Data entries:
>>>

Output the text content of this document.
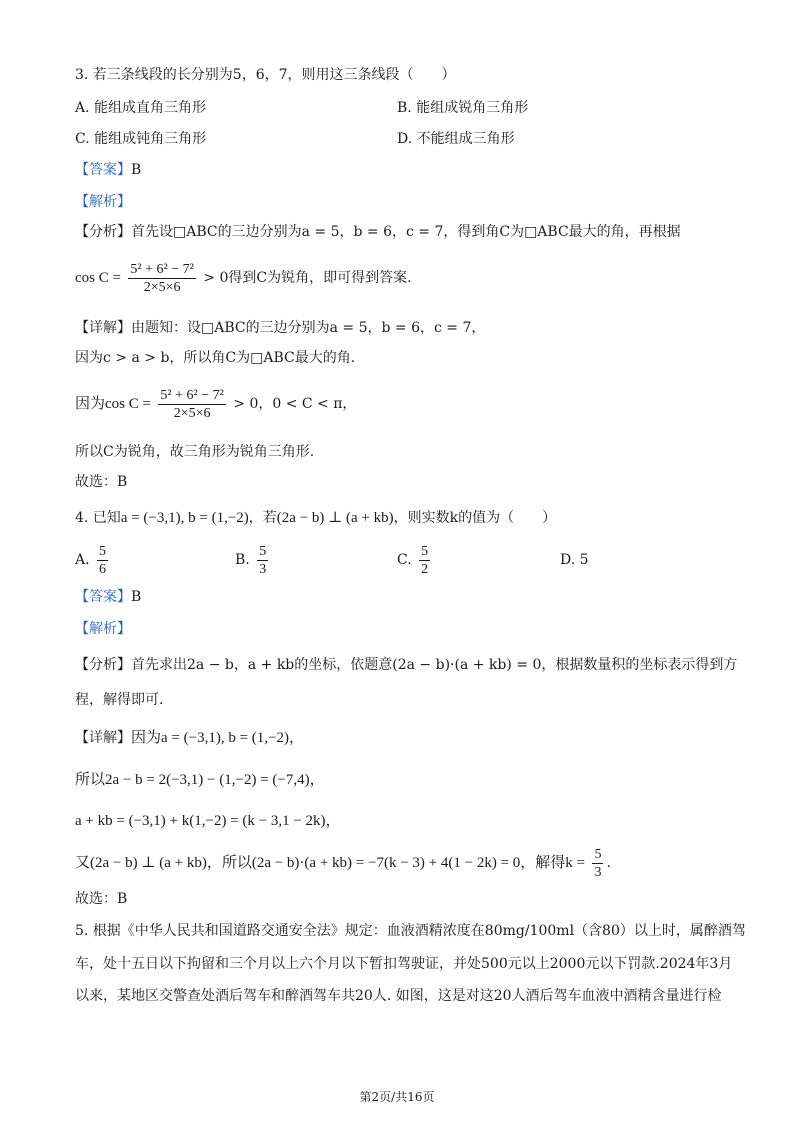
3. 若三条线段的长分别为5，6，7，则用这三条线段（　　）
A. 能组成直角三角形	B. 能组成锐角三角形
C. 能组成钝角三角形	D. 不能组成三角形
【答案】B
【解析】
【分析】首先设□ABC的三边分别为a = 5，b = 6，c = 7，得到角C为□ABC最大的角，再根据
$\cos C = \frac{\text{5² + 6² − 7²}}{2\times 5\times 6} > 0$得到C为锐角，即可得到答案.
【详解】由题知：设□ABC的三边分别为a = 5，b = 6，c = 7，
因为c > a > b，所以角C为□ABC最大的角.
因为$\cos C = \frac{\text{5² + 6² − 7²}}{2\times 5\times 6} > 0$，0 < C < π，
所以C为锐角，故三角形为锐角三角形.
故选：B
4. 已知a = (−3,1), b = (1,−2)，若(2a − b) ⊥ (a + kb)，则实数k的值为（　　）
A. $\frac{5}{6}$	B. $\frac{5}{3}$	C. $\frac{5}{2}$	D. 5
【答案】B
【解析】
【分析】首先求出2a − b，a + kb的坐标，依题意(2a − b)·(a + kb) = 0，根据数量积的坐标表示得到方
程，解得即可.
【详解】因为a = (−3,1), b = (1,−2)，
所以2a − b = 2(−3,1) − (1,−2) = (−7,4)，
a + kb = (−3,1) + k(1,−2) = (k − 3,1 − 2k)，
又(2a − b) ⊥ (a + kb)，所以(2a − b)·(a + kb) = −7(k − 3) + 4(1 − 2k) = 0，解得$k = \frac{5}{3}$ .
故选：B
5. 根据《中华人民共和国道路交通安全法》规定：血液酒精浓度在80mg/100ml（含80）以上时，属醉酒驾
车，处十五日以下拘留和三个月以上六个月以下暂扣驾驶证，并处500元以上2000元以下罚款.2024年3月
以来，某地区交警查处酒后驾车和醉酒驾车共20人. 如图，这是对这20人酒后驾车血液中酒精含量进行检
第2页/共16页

<<<

EXERCISE INSTRUCTIONS:
Each entry shown above must be quoted exactly, with its pictures left out.

ANSWER:
Output the text content of this document.
3. 若三条线段的长分别为5，6，7，则用这三条线段（　　）
A. 能组成直角三角形	B. 能组成锐角三角形
C. 能组成钝角三角形	D. 不能组成三角形
【答案】B
【解析】
【分析】首先设□ABC的三边分别为a = 5，b = 6，c = 7，得到角C为□ABC最大的角，再根据
$\cos C = \frac{\text{5² + 6² − 7²}}{2\times 5\times 6} > 0$得到C为锐角，即可得到答案.
【详解】由题知：设□ABC的三边分别为a = 5，b = 6，c = 7，
因为c > a > b，所以角C为□ABC最大的角.
因为$\cos C = \frac{\text{5² + 6² − 7²}}{2\times 5\times 6} > 0$，0 < C < π，
所以C为锐角，故三角形为锐角三角形.
故选：B
4. 已知a = (−3,1), b = (1,−2)，若(2a − b) ⊥ (a + kb)，则实数k的值为（　　）
A. $\frac{5}{6}$	B. $\frac{5}{3}$	C. $\frac{5}{2}$	D. 5
【答案】B
【解析】
【分析】首先求出2a − b，a + kb的坐标，依题意(2a − b)·(a + kb) = 0，根据数量积的坐标表示得到方
程，解得即可.
【详解】因为a = (−3,1), b = (1,−2)，
所以2a − b = 2(−3,1) − (1,−2) = (−7,4)，
a + kb = (−3,1) + k(1,−2) = (k − 3,1 − 2k)，
又(2a − b) ⊥ (a + kb)，所以(2a − b)·(a + kb) = −7(k − 3) + 4(1 − 2k) = 0，解得$k = \frac{5}{3}$ .
故选：B
5. 根据《中华人民共和国道路交通安全法》规定：血液酒精浓度在80mg/100ml（含80）以上时，属醉酒驾
车，处十五日以下拘留和三个月以上六个月以下暂扣驾驶证，并处500元以上2000元以下罚款.2024年3月
以来，某地区交警查处酒后驾车和醉酒驾车共20人. 如图，这是对这20人酒后驾车血液中酒精含量进行检
第2页/共16页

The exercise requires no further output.